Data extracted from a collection
◆ ◆ ◆ ◆ ◆

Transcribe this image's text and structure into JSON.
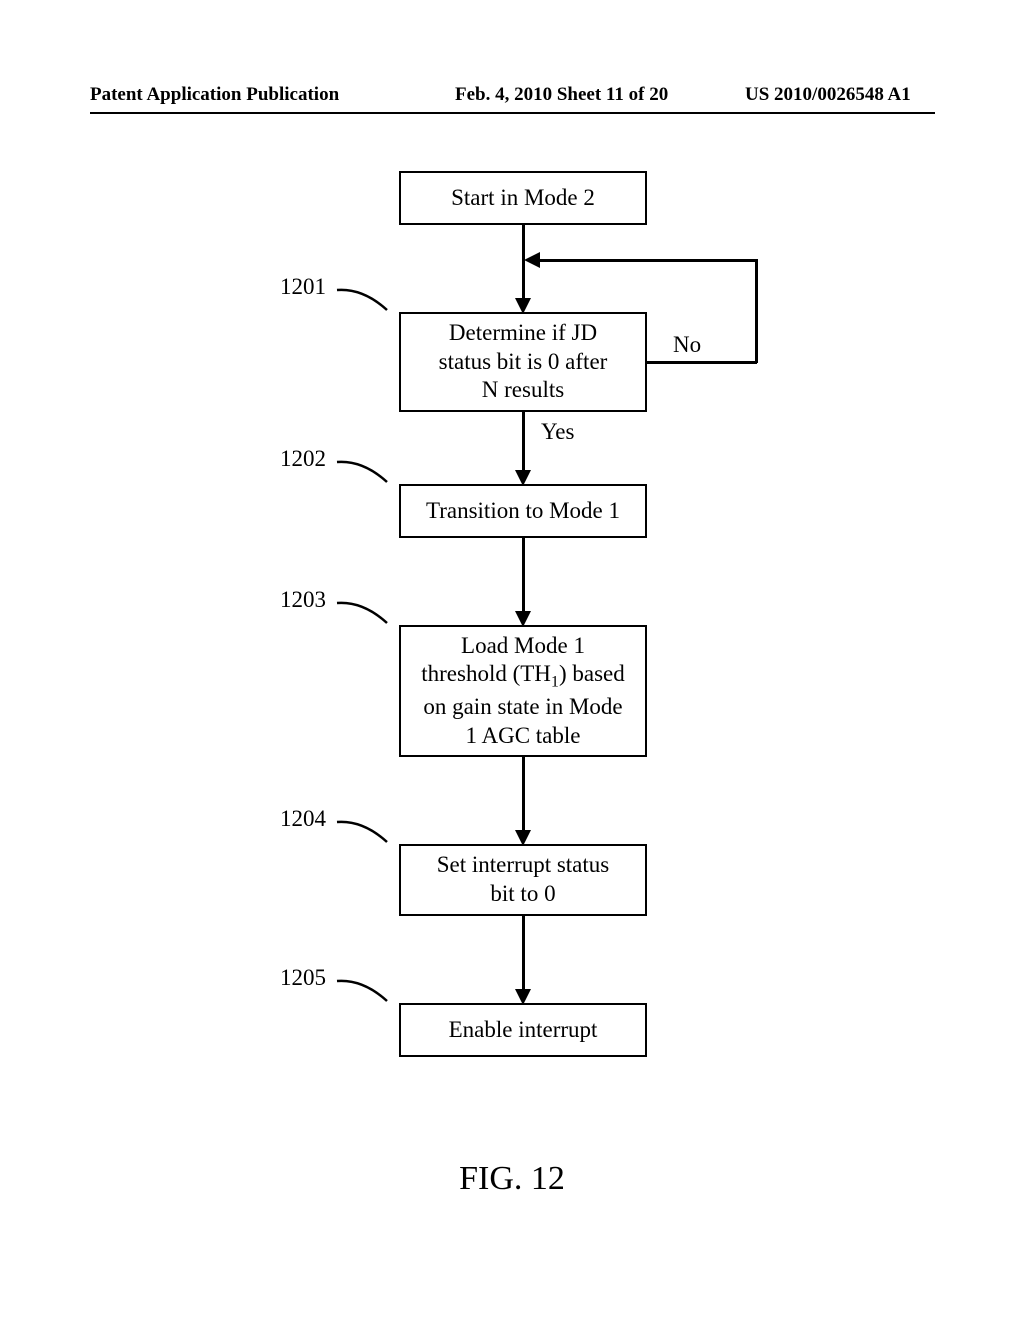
{
  "header": {
    "left": "Patent Application Publication",
    "center": "Feb. 4, 2010   Sheet 11 of 20",
    "right": "US 2010/0026548 A1"
  },
  "boxes": {
    "start": "Start in Mode 2",
    "b1201_l1": "Determine if JD",
    "b1201_l2": "status bit is 0 after",
    "b1201_l3": "N results",
    "b1202": "Transition to Mode 1",
    "b1203_l1": "Load Mode 1",
    "b1203_l2_pre": "threshold (TH",
    "b1203_l2_sub": "1",
    "b1203_l2_post": ") based",
    "b1203_l3": "on gain state in Mode",
    "b1203_l4": "1 AGC table",
    "b1204_l1": "Set interrupt status",
    "b1204_l2": "bit to 0",
    "b1205": "Enable interrupt"
  },
  "labels": {
    "no": "No",
    "yes": "Yes"
  },
  "refs": {
    "r1201": "1201",
    "r1202": "1202",
    "r1203": "1203",
    "r1204": "1204",
    "r1205": "1205"
  },
  "figure": "FIG. 12"
}
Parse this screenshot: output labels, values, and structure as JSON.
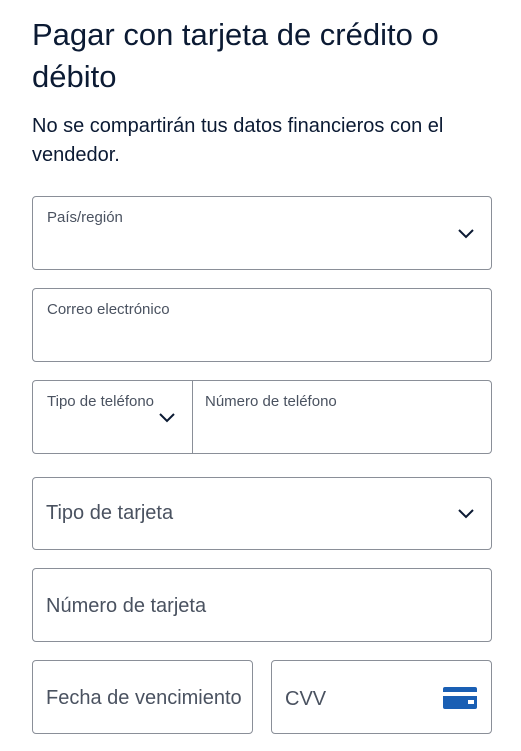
{
  "page": {
    "title": "Pagar con tarjeta de crédito o débito",
    "subtitle": "No se compartirán tus datos financieros con el vendedor."
  },
  "form": {
    "country_label": "País/región",
    "email_label": "Correo electrónico",
    "phone_type_label": "Tipo de teléfono",
    "phone_number_label": "Número de teléfono",
    "card_type_placeholder": "Tipo de tarjeta",
    "card_number_placeholder": "Número de tarjeta",
    "expiry_placeholder": "Fecha de vencimiento",
    "cvv_placeholder": "CVV"
  },
  "colors": {
    "text": "#0b1a33",
    "border": "#8a8f98",
    "card_icon": "#1a5fb4"
  },
  "icons": {
    "dropdown": "chevron-down-icon",
    "cvv_card": "credit-card-icon"
  }
}
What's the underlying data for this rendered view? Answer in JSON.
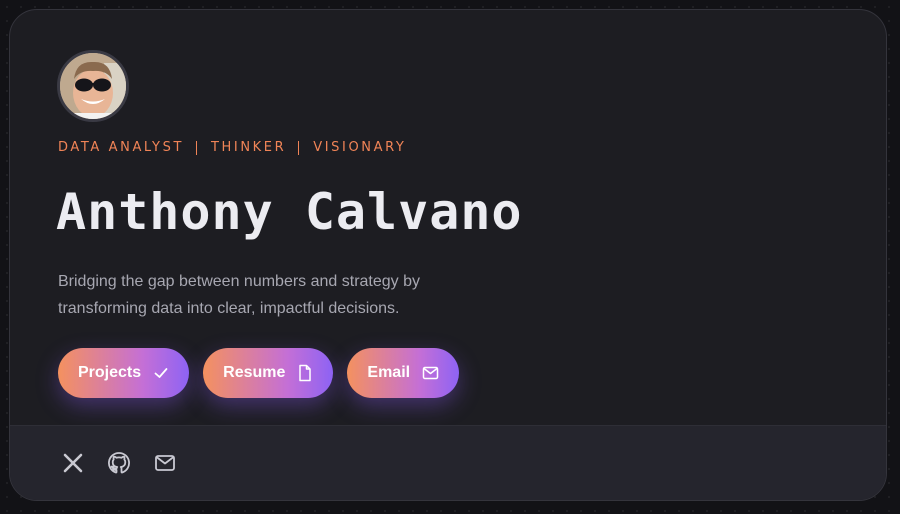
{
  "profile": {
    "roles": [
      "DATA ANALYST",
      "THINKER",
      "VISIONARY"
    ],
    "name": "Anthony Calvano",
    "tagline": "Bridging the gap between numbers and strategy by transforming data into clear, impactful decisions."
  },
  "buttons": {
    "projects": {
      "label": "Projects",
      "icon": "check-icon"
    },
    "resume": {
      "label": "Resume",
      "icon": "document-icon"
    },
    "email": {
      "label": "Email",
      "icon": "mail-icon"
    }
  },
  "social": [
    {
      "icon": "x-twitter-icon"
    },
    {
      "icon": "github-icon"
    },
    {
      "icon": "mail-icon"
    }
  ],
  "colors": {
    "accent": "#f08457",
    "gradient_start": "#f4915f",
    "gradient_end": "#8e63f4",
    "card_bg": "#1d1d22",
    "footer_bg": "#25252d"
  }
}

◆ ◆ ◆ ◆ ◆

TASK DIRECTIONS →
Your task is to reproduce all of the material exactly. The pictures stay out.

EXERCISE OUTPUT →
Transcribe this image's text and structure into JSON.
{
  "header": {
    "left": "Patent Application Publication",
    "center": "Feb. 4, 2010   Sheet 11 of 20",
    "right": "US 2010/0026548 A1"
  },
  "boxes": {
    "start": "Start in Mode 2",
    "b1201_l1": "Determine if JD",
    "b1201_l2": "status bit is 0 after",
    "b1201_l3": "N results",
    "b1202": "Transition to Mode 1",
    "b1203_l1": "Load Mode 1",
    "b1203_l2_pre": "threshold (TH",
    "b1203_l2_sub": "1",
    "b1203_l2_post": ") based",
    "b1203_l3": "on gain state in Mode",
    "b1203_l4": "1 AGC table",
    "b1204_l1": "Set interrupt status",
    "b1204_l2": "bit to 0",
    "b1205": "Enable interrupt"
  },
  "labels": {
    "no": "No",
    "yes": "Yes"
  },
  "refs": {
    "r1201": "1201",
    "r1202": "1202",
    "r1203": "1203",
    "r1204": "1204",
    "r1205": "1205"
  },
  "figure": "FIG. 12"
}
Parse this screenshot: output labels, values, and structure as JSON.
{
  "page": {
    "title": "Pagar con tarjeta de crédito o débito",
    "subtitle": "No se compartirán tus datos financieros con el vendedor."
  },
  "form": {
    "country_label": "País/región",
    "email_label": "Correo electrónico",
    "phone_type_label": "Tipo de teléfono",
    "phone_number_label": "Número de teléfono",
    "card_type_placeholder": "Tipo de tarjeta",
    "card_number_placeholder": "Número de tarjeta",
    "expiry_placeholder": "Fecha de vencimiento",
    "cvv_placeholder": "CVV"
  },
  "colors": {
    "text": "#0b1a33",
    "border": "#8a8f98",
    "card_icon": "#1a5fb4"
  },
  "icons": {
    "dropdown": "chevron-down-icon",
    "cvv_card": "credit-card-icon"
  }
}
What's the underlying data for this rendered view? Answer in JSON.
{
  "profile": {
    "roles": [
      "DATA ANALYST",
      "THINKER",
      "VISIONARY"
    ],
    "name": "Anthony Calvano",
    "tagline": "Bridging the gap between numbers and strategy by transforming data into clear, impactful decisions."
  },
  "buttons": {
    "projects": {
      "label": "Projects",
      "icon": "check-icon"
    },
    "resume": {
      "label": "Resume",
      "icon": "document-icon"
    },
    "email": {
      "label": "Email",
      "icon": "mail-icon"
    }
  },
  "social": [
    {
      "icon": "x-twitter-icon"
    },
    {
      "icon": "github-icon"
    },
    {
      "icon": "mail-icon"
    }
  ],
  "colors": {
    "accent": "#f08457",
    "gradient_start": "#f4915f",
    "gradient_end": "#8e63f4",
    "card_bg": "#1d1d22",
    "footer_bg": "#25252d"
  }
}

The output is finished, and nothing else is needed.